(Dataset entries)
++++++

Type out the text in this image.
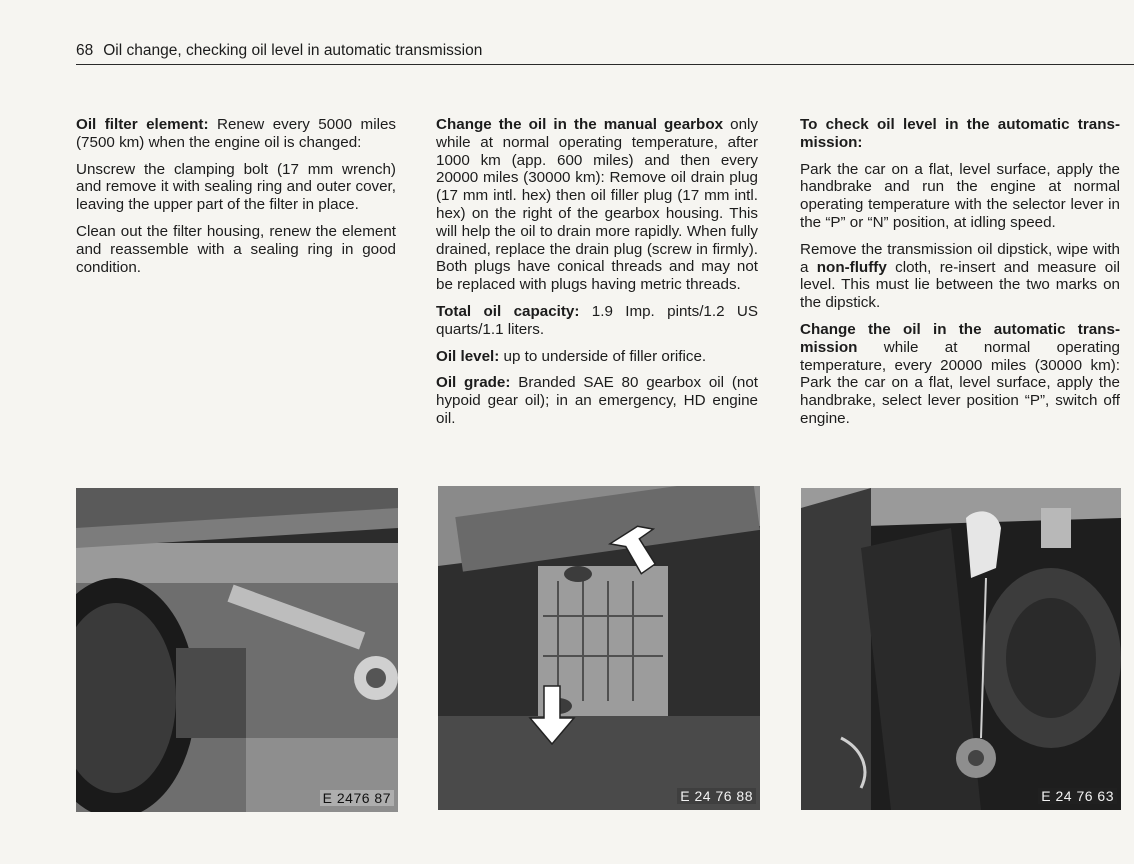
68 Oil change, checking oil level in automatic transmission

Oil filter element: Renew every 5000 miles (7500 km) when the engine oil is changed:

Unscrew the clamping bolt (17 mm wrench) and remove it with sealing ring and outer cover, leaving the upper part of the filter in place.

Clean out the filter housing, renew the element and reassemble with a sealing ring in good condition.

Change the oil in the manual gearbox only while at normal operating temperature, after 1000 km (app. 600 miles) and then every 20000 miles (30000 km): Remove oil drain plug (17 mm intl. hex) then oil filler plug (17 mm intl. hex) on the right of the gearbox housing. This will help the oil to drain more rapidly. When fully drained, replace the drain plug (screw in firmly). Both plugs have conical threads and may not be replaced with plugs having metric threads.

Total oil capacity: 1.9 Imp. pints/1.2 US quarts/1.1 liters.

Oil level: up to underside of filler orifice.

Oil grade: Branded SAE 80 gearbox oil (not hypoid gear oil); in an emergency, HD engine oil.

To check oil level in the automatic transmission:

Park the car on a flat, level surface, apply the handbrake and run the engine at normal operating temperature with the selector lever in the “P” or “N” position, at idling speed.

Remove the transmission oil dipstick, wipe with a non-fluffy cloth, re-insert and measure oil level. This must lie between the two marks on the dipstick.

Change the oil in the automatic transmission while at normal operating temperature, every 20000 miles (30000 km): Park the car on a flat, level surface, apply the handbrake, select lever position “P”, switch off engine.

E 2476 87	E 24 76 88	E 24 76 63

++++++

YOUR GOAL
Using the records above, gather all lines where the string "handbrake" is present.

SOLUTION FOR THIS TASK
Park the car on a flat, level surface, apply the handbrake and run the engine at normal operating temperature with the selector lever in the “P” or “N” position, at idling speed.
Change the oil in the automatic transmission while at normal operating temperature, every 20000 miles (30000 km): Park the car on a flat, level surface, apply the handbrake, select lever position “P”, switch off engine.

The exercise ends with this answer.